This week, New Yorkers took to the streets yet again.

It couldn't be more different from terrorism. It wasn't an enemy attack but a system breakdown, and that's our bread and butter. It was an opportunity to rise to the occasion, man the barricades with beer in hand, put on our New Yorker hats. And this time it was an easy one, untainted by victimization and tragedy — we'll handle it ourselves, no help needed from Pataki or the Feds. ("Re-modernize the grid," fumbled President Bush at his most somber, amid words like resolve and grateful and lesson.)

Bars overflowed, candlelit bodegas emptied their inventory onto stoops, rooftops and fire escapes. People met their neighbors — the ones they didn't already meet two years ago — while radio voices and music echoed up and down the block. On the Brooklyn Bridge, a slow-moving party began that would last well past midnight.

Drunks directed traffic until the orange-vest brigade arrived, each perhaps having a tiny personal Sept. 11 moment. The customary thousands were stranded in elevators, tunnels and tubes, and passed a terrifying few sightless hours straight out of Stephen King. Picture these desperate souls, emerging at last from the green-railed staircases, drenched shirts plastered to heaving chests, eyes and hair wild, blinking at the fading light through clenched fingers.

Mayor Bloomberg (remember those early months when we called him Mayor Mike?) boldly called it for nightfall, creating TV movie-level expectations among more than a few New Yorkers caught in a rare moment of unguarded trustfulness. Still, he did well enough answering every possible question at interminable press conferences, smooth and substantive in command of his junior varsity crisis. One reporter referred to him as "Giuliani" more than once. (More of a compliment to which man? Two hundred words or fewer, winner gets a free bottle of emergency water).

GIVEN INFORMATION:
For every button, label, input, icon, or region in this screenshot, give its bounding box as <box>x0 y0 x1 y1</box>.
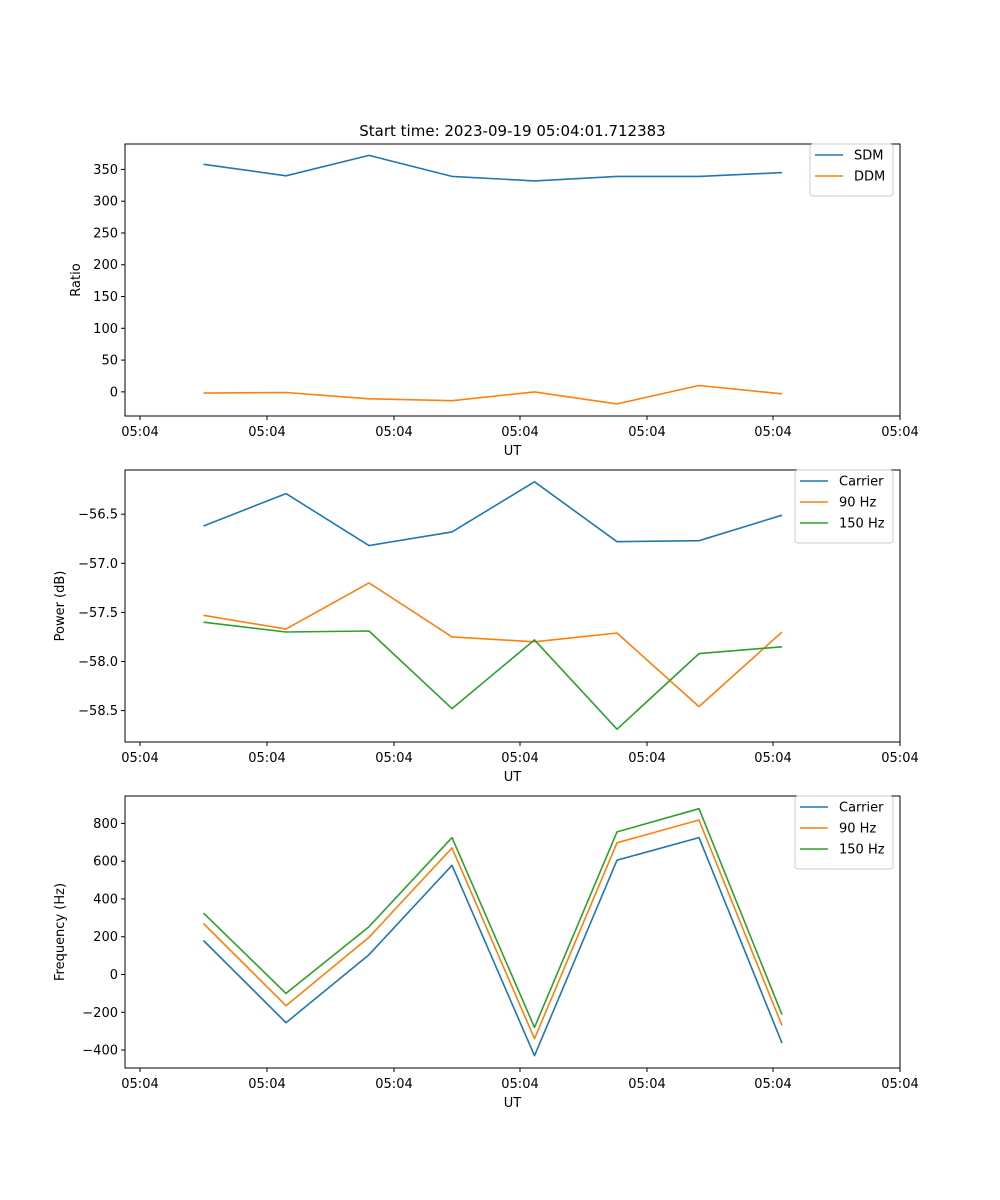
legend-label: DDM <box>854 170 885 185</box>
x-tick-label: 05:04 <box>881 1077 918 1092</box>
x-tick-label: 05:04 <box>375 1077 412 1092</box>
y-axis-label: Frequency (Hz) <box>53 883 68 981</box>
legend-box <box>794 795 894 870</box>
x-tick-label: 05:04 <box>754 751 791 766</box>
y-tick-label: 200 <box>93 258 118 273</box>
y-tick-label: 600 <box>93 855 118 870</box>
x-tick-label: 05:04 <box>121 425 158 440</box>
x-tick-label: 05:04 <box>754 425 791 440</box>
x-tick-label: 05:04 <box>375 751 412 766</box>
legend-label: Carrier <box>839 801 884 816</box>
y-tick-label: 400 <box>93 892 118 907</box>
x-tick-label: 05:04 <box>881 751 918 766</box>
series-line-ddm <box>203 384 783 405</box>
x-tick-label: 05:04 <box>628 751 665 766</box>
legend-label: 150 Hz <box>839 843 885 858</box>
x-tick-label: 05:04 <box>121 1077 158 1092</box>
y-tick-label: 150 <box>93 290 118 305</box>
y-tick-label: 200 <box>93 930 118 945</box>
x-tick-label: 05:04 <box>881 425 918 440</box>
x-tick-label: 05:04 <box>754 1077 791 1092</box>
x-tick-label: 05:04 <box>501 751 538 766</box>
x-tick-label: 05:04 <box>628 425 665 440</box>
series-line-sdm <box>203 154 783 182</box>
legend-label: 90 Hz <box>839 496 876 511</box>
y-tick-label: 350 <box>93 163 118 178</box>
legend-label: 150 Hz <box>839 517 885 532</box>
y-tick-label: −57.0 <box>78 557 118 572</box>
series-line-90-hz <box>203 582 783 708</box>
y-tick-label: 300 <box>93 195 118 210</box>
legend-box <box>794 469 894 544</box>
y-axis-label: Power (dB) <box>53 571 68 642</box>
x-axis-label: UT <box>504 770 522 785</box>
y-tick-label: 250 <box>93 226 118 241</box>
chart-title: Start time: 2023-09-19 05:04:01.712383 <box>359 122 665 140</box>
y-tick-label: 800 <box>93 817 118 832</box>
y-tick-label: −400 <box>82 1044 118 1059</box>
series-line-90-hz <box>202 819 783 1040</box>
series-line-150-hz <box>203 621 783 731</box>
x-tick-label: 05:04 <box>248 425 285 440</box>
legend-label: 90 Hz <box>839 822 876 837</box>
x-tick-label: 05:04 <box>248 1077 285 1092</box>
y-tick-label: −57.5 <box>78 606 118 621</box>
legend-label: Carrier <box>839 475 884 490</box>
y-tick-label: 100 <box>93 322 118 337</box>
series-line-150-hz <box>202 807 783 1029</box>
y-tick-label: 0 <box>110 385 118 400</box>
y-tick-label: −56.5 <box>78 508 118 523</box>
x-axis-label: UT <box>504 444 522 459</box>
x-tick-label: 05:04 <box>501 1077 538 1092</box>
x-tick-label: 05:04 <box>121 751 158 766</box>
plot-frame <box>124 143 901 417</box>
x-tick-label: 05:04 <box>628 1077 665 1092</box>
x-tick-label: 05:04 <box>501 425 538 440</box>
x-tick-label: 05:04 <box>248 751 285 766</box>
y-tick-label: −58.0 <box>78 655 118 670</box>
plot-frame <box>124 469 901 743</box>
y-tick-label: −200 <box>82 1006 118 1021</box>
y-tick-label: 0 <box>110 968 118 983</box>
y-axis-label: Ratio <box>69 263 84 296</box>
series-line-carrier <box>203 480 783 547</box>
x-tick-label: 05:04 <box>375 425 412 440</box>
x-axis-label: UT <box>504 1096 522 1111</box>
series-line-carrier <box>202 836 783 1057</box>
legend-label: SDM <box>854 149 883 164</box>
legend-box <box>809 143 894 197</box>
y-tick-label: 50 <box>101 354 118 369</box>
y-tick-label: −58.5 <box>78 704 118 719</box>
plot-frame <box>124 795 901 1069</box>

WHAT IS ASKED:
1: In the blackout piece, why does this week's event count as "an easy one" for New Yorkers?
2: Reproduce the passage of the blackout piece that opens with the words containing "Bars overflowed, candlelit" and closes with "well past midnight.".

FINAL ANSWERS:
1: It was a system breakdown rather than an enemy attack, so it was untainted by victimization and tragedy. New Yorkers could handle it themselves, with no help needed from Pataki or the Feds.

2:
Bars overflowed, candlelit bodegas emptied their inventory onto stoops, rooftops and fire escapes. People met their neighbors — the ones they didn't already meet two years ago — while radio voices and music echoed up and down the block. On the Brooklyn Bridge, a slow-moving party began that would last well past midnight.